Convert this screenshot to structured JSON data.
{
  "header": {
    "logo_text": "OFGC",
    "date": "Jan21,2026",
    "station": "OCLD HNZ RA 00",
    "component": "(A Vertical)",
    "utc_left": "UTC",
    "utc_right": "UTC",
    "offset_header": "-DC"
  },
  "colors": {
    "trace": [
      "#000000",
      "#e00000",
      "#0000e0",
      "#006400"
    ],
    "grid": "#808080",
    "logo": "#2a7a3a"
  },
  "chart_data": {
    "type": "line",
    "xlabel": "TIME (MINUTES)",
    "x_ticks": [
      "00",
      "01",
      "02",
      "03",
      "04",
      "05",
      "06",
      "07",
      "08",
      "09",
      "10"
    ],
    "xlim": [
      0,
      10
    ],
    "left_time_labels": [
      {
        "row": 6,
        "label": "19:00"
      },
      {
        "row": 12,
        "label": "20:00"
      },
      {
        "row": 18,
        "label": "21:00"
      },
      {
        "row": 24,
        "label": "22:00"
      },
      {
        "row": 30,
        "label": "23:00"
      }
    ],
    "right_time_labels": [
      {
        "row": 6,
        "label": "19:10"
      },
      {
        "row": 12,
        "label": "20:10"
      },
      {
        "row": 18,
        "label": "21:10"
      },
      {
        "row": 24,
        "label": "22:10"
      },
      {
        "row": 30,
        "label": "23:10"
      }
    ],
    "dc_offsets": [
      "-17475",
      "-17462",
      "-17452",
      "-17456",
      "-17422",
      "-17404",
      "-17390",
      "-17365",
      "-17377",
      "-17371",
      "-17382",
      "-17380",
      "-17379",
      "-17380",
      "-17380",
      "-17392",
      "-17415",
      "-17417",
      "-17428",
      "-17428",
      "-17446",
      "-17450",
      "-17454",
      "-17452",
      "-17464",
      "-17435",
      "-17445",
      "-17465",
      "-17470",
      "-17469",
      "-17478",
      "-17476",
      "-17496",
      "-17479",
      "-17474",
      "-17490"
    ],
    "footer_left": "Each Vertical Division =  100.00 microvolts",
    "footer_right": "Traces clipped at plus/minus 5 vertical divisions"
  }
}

:: Stated exercise ::
All the entries above need to be reproduced exactly.

:: Output for this exercise ::
Convert this screenshot to structured JSON data.
{
  "header": {
    "logo_text": "OFGC",
    "date": "Jan21,2026",
    "station": "OCLD HNZ RA 00",
    "component": "(A Vertical)",
    "utc_left": "UTC",
    "utc_right": "UTC",
    "offset_header": "-DC"
  },
  "colors": {
    "trace": [
      "#000000",
      "#e00000",
      "#0000e0",
      "#006400"
    ],
    "grid": "#808080",
    "logo": "#2a7a3a"
  },
  "chart_data": {
    "type": "line",
    "xlabel": "TIME (MINUTES)",
    "x_ticks": [
      "00",
      "01",
      "02",
      "03",
      "04",
      "05",
      "06",
      "07",
      "08",
      "09",
      "10"
    ],
    "xlim": [
      0,
      10
    ],
    "left_time_labels": [
      {
        "row": 6,
        "label": "19:00"
      },
      {
        "row": 12,
        "label": "20:00"
      },
      {
        "row": 18,
        "label": "21:00"
      },
      {
        "row": 24,
        "label": "22:00"
      },
      {
        "row": 30,
        "label": "23:00"
      }
    ],
    "right_time_labels": [
      {
        "row": 6,
        "label": "19:10"
      },
      {
        "row": 12,
        "label": "20:10"
      },
      {
        "row": 18,
        "label": "21:10"
      },
      {
        "row": 24,
        "label": "22:10"
      },
      {
        "row": 30,
        "label": "23:10"
      }
    ],
    "dc_offsets": [
      "-17475",
      "-17462",
      "-17452",
      "-17456",
      "-17422",
      "-17404",
      "-17390",
      "-17365",
      "-17377",
      "-17371",
      "-17382",
      "-17380",
      "-17379",
      "-17380",
      "-17380",
      "-17392",
      "-17415",
      "-17417",
      "-17428",
      "-17428",
      "-17446",
      "-17450",
      "-17454",
      "-17452",
      "-17464",
      "-17435",
      "-17445",
      "-17465",
      "-17470",
      "-17469",
      "-17478",
      "-17476",
      "-17496",
      "-17479",
      "-17474",
      "-17490"
    ],
    "footer_left": "Each Vertical Division =  100.00 microvolts",
    "footer_right": "Traces clipped at plus/minus 5 vertical divisions"
  }
}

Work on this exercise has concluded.